PROBLEM TO SOLVE
Filter the entries that follow, copying every line in which the word "passengers" appears.
== THE DATA ==
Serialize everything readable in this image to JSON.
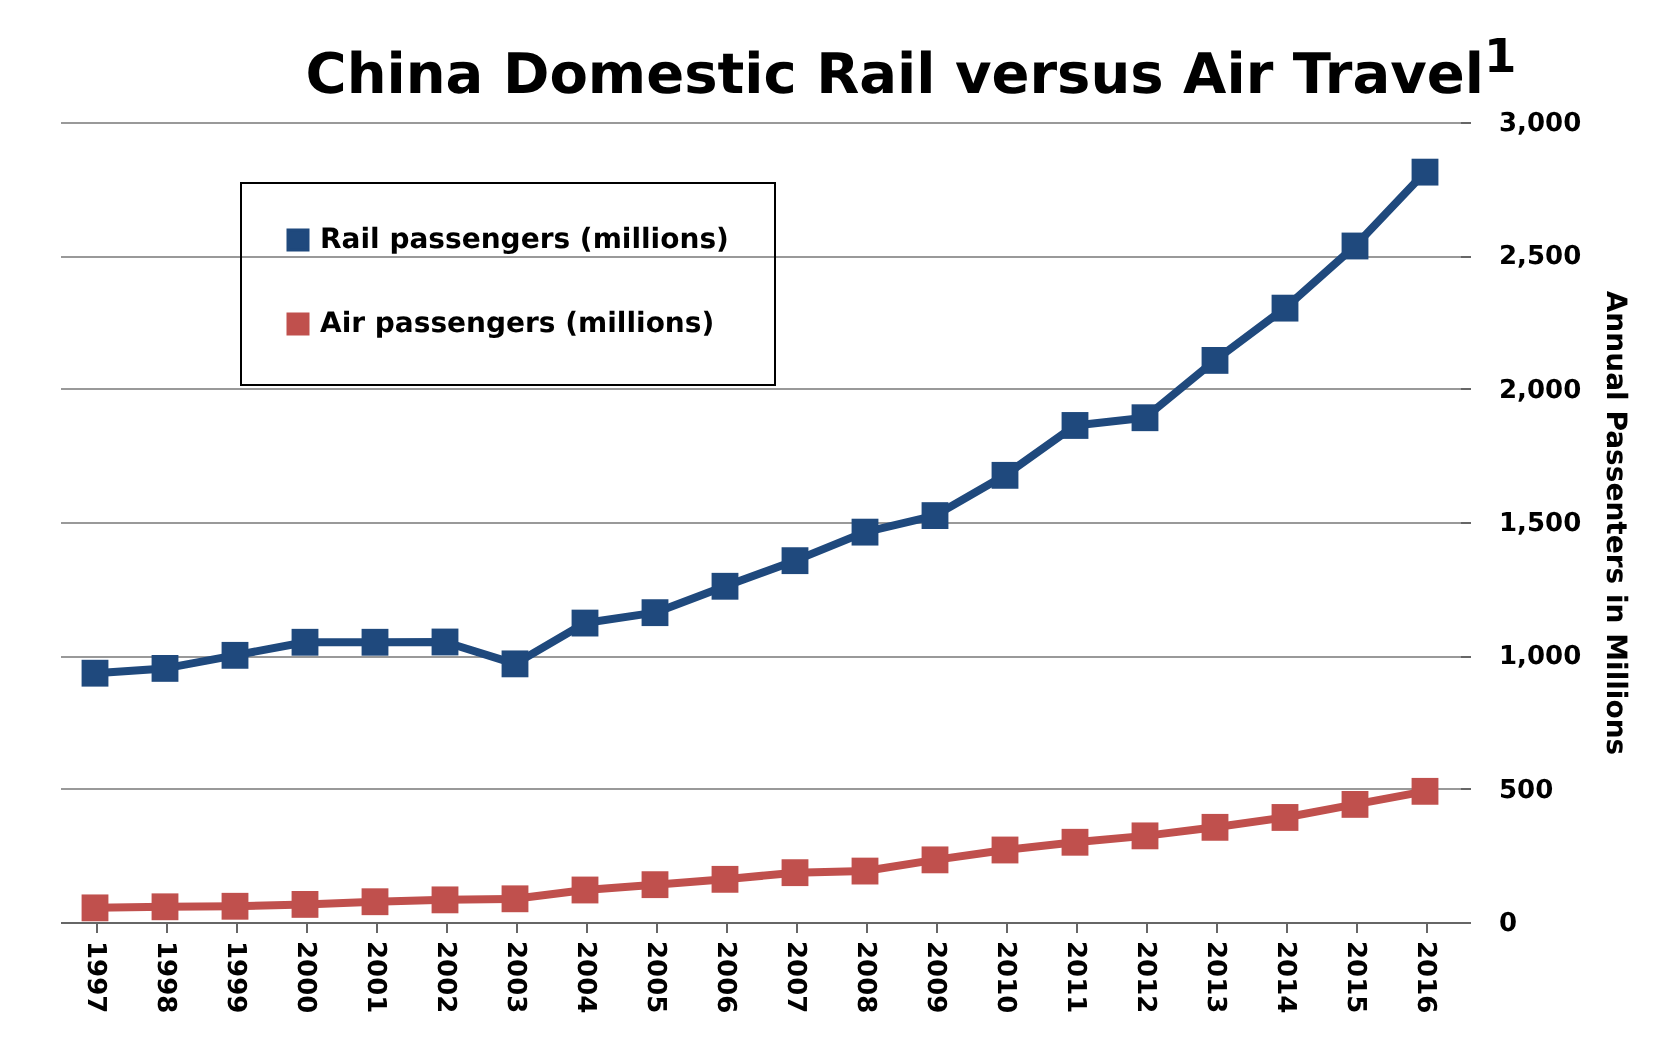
{
  "chart_data": {
    "type": "line",
    "title": "China Domestic Rail versus Air Travel$^{1}$",
    "ylabel": "Annual Passenters in Millions",
    "categories": [
      "1997",
      "1998",
      "1999",
      "2000",
      "2001",
      "2002",
      "2003",
      "2004",
      "2005",
      "2006",
      "2007",
      "2008",
      "2009",
      "2010",
      "2011",
      "2012",
      "2013",
      "2014",
      "2015",
      "2016"
    ],
    "series": [
      {
        "name": "Rail passengers (millions)",
        "color": "#1f497d",
        "values": [
          933,
          951,
          1000,
          1049,
          1049,
          1050,
          968,
          1121,
          1160,
          1259,
          1355,
          1462,
          1524,
          1675,
          1862,
          1891,
          2106,
          2302,
          2535,
          2812
        ]
      },
      {
        "name": "Air passengers (millions)",
        "color": "#c0504d",
        "values": [
          53,
          57,
          59,
          66,
          76,
          83,
          87,
          120,
          140,
          160,
          185,
          191,
          233,
          270,
          299,
          323,
          355,
          392,
          441,
          490
        ]
      }
    ],
    "ylim": [
      0,
      3000
    ],
    "yticks": [
      0,
      500,
      {
        "value": 1000,
        "label": "1,000"
      },
      {
        "value": 1500,
        "label": "1,500"
      },
      {
        "value": 2000,
        "label": "2,000"
      },
      {
        "value": 2500,
        "label": "2,500"
      },
      {
        "value": 3000,
        "label": "3,000"
      }
    ],
    "grid": "y",
    "legend": "top left",
    "marker": "square",
    "line_style": "solid"
  }
}
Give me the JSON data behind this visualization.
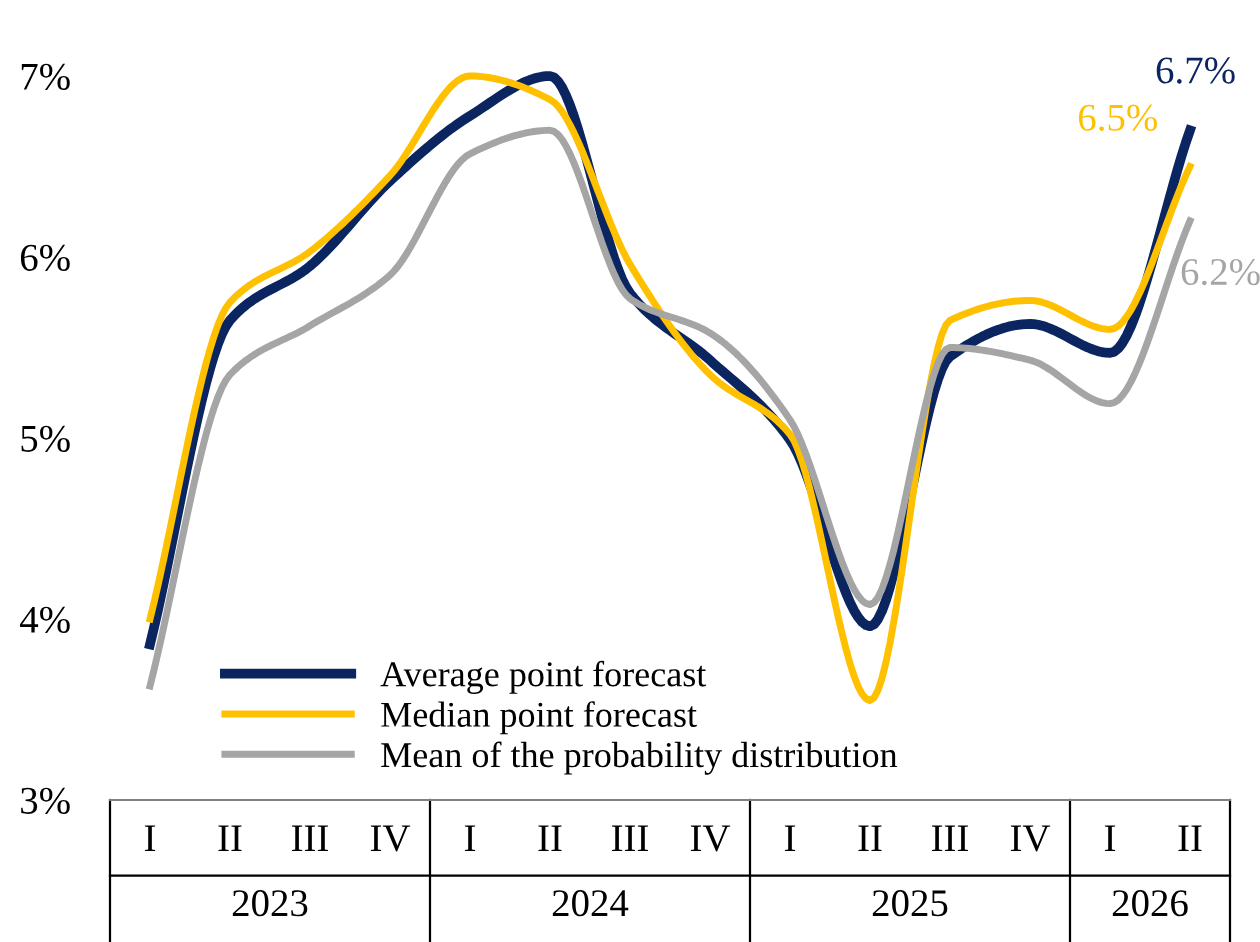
===
REPLY TO THE TASK
        "name": "Rail passengers (millions)",
        "name": "Air passengers (millions)",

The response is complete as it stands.